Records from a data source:
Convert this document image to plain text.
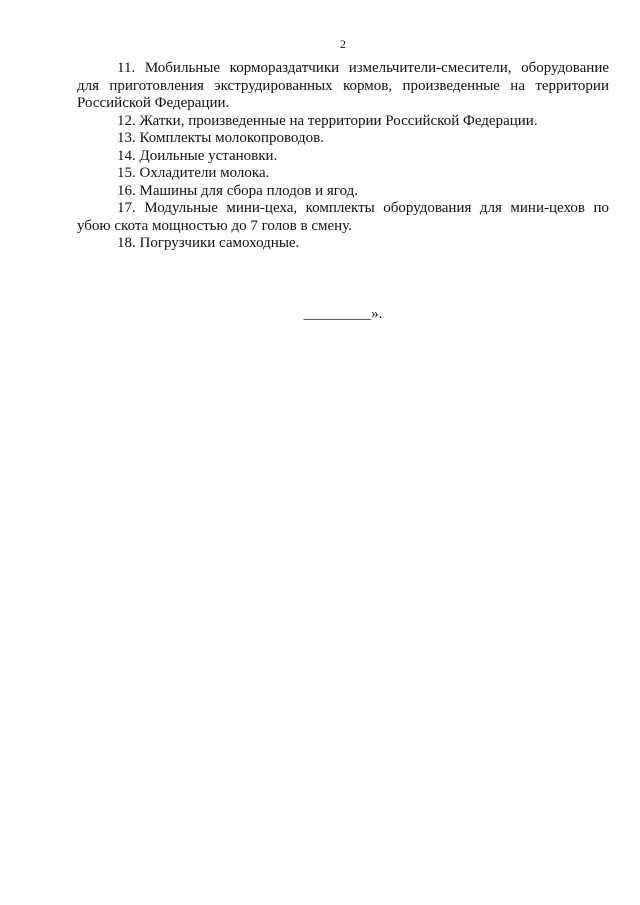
2
11. Мобильные кормораздатчики измельчители-смесители, оборудование
для приготовления экструдированных кормов, произведенные на территории
Российской Федерации.
12. Жатки, произведенные на территории Российской Федерации.
13. Комплекты молокопроводов.
14. Доильные установки.
15. Охладители молока.
16. Машины для сбора плодов и ягод.
17. Модульные мини-цеха, комплекты оборудования для мини-цехов по
убою скота мощностью до 7 голов в смену.
18. Погрузчики самоходные.
_________».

◆ **PROBLEM TO SOLVE**:
Write out every line of the entries that holds the word "произведенные".

◆ **FULL OUTPUT**:
для приготовления экструдированных кормов, произведенные на территории
12. Жатки, произведенные на территории Российской Федерации.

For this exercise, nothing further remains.